» Work to be completed
Repeat the listing that follows, character for character, minus the pictures.
▬▬▬
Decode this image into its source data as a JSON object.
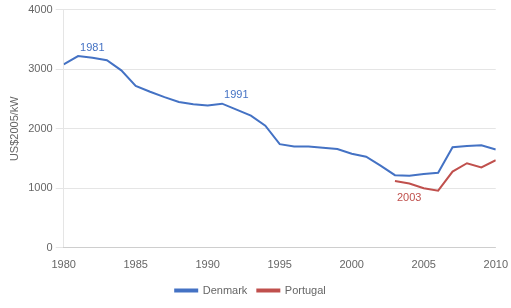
{
  "chart_data": {
    "type": "line",
    "y_label": "US$2005/kW",
    "series": [
      {
        "name": "Denmark",
        "color": "#4472C4",
        "x": [
          1980,
          1981,
          1982,
          1983,
          1984,
          1985,
          1986,
          1987,
          1988,
          1989,
          1990,
          1991,
          1992,
          1993,
          1994,
          1995,
          1996,
          1997,
          1998,
          1999,
          2000,
          2001,
          2002,
          2003,
          2004,
          2005,
          2006,
          2007,
          2008,
          2009,
          2010
        ],
        "values": [
          3080,
          3220,
          3190,
          3150,
          2980,
          2720,
          2620,
          2530,
          2450,
          2410,
          2390,
          2420,
          2320,
          2220,
          2050,
          1740,
          1700,
          1700,
          1680,
          1660,
          1580,
          1530,
          1380,
          1220,
          1210,
          1240,
          1260,
          1690,
          1710,
          1720,
          1650
        ]
      },
      {
        "name": "Portugal",
        "color": "#C0504D",
        "x": [
          2003,
          2004,
          2005,
          2006,
          2007,
          2008,
          2009,
          2010
        ],
        "values": [
          1120,
          1080,
          1000,
          960,
          1280,
          1420,
          1350,
          1470
        ]
      }
    ],
    "annotations": [
      {
        "text": "1981",
        "x": 1981,
        "y": 3220,
        "color": "#4472C4"
      },
      {
        "text": "1991",
        "x": 1991,
        "y": 2420,
        "color": "#4472C4"
      },
      {
        "text": "2003",
        "x": 2003,
        "y": 1000,
        "color": "#C0504D"
      }
    ],
    "xlim": [
      1980,
      2010
    ],
    "xticks": [
      1980,
      1985,
      1990,
      1995,
      2000,
      2005,
      2010
    ],
    "ylim": [
      0,
      4000
    ],
    "yticks": [
      0,
      1000,
      2000,
      3000,
      4000
    ],
    "grid": true,
    "legend": "bottom"
  }
}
▬▬▬
» Solution to the exercise
Decode this image into its source data as a JSON object.
{
  "chart_data": {
    "type": "line",
    "y_label": "US$2005/kW",
    "series": [
      {
        "name": "Denmark",
        "color": "#4472C4",
        "x": [
          1980,
          1981,
          1982,
          1983,
          1984,
          1985,
          1986,
          1987,
          1988,
          1989,
          1990,
          1991,
          1992,
          1993,
          1994,
          1995,
          1996,
          1997,
          1998,
          1999,
          2000,
          2001,
          2002,
          2003,
          2004,
          2005,
          2006,
          2007,
          2008,
          2009,
          2010
        ],
        "values": [
          3080,
          3220,
          3190,
          3150,
          2980,
          2720,
          2620,
          2530,
          2450,
          2410,
          2390,
          2420,
          2320,
          2220,
          2050,
          1740,
          1700,
          1700,
          1680,
          1660,
          1580,
          1530,
          1380,
          1220,
          1210,
          1240,
          1260,
          1690,
          1710,
          1720,
          1650
        ]
      },
      {
        "name": "Portugal",
        "color": "#C0504D",
        "x": [
          2003,
          2004,
          2005,
          2006,
          2007,
          2008,
          2009,
          2010
        ],
        "values": [
          1120,
          1080,
          1000,
          960,
          1280,
          1420,
          1350,
          1470
        ]
      }
    ],
    "annotations": [
      {
        "text": "1981",
        "x": 1981,
        "y": 3220,
        "color": "#4472C4"
      },
      {
        "text": "1991",
        "x": 1991,
        "y": 2420,
        "color": "#4472C4"
      },
      {
        "text": "2003",
        "x": 2003,
        "y": 1000,
        "color": "#C0504D"
      }
    ],
    "xlim": [
      1980,
      2010
    ],
    "xticks": [
      1980,
      1985,
      1990,
      1995,
      2000,
      2005,
      2010
    ],
    "ylim": [
      0,
      4000
    ],
    "yticks": [
      0,
      1000,
      2000,
      3000,
      4000
    ],
    "grid": true,
    "legend": "bottom"
  }
}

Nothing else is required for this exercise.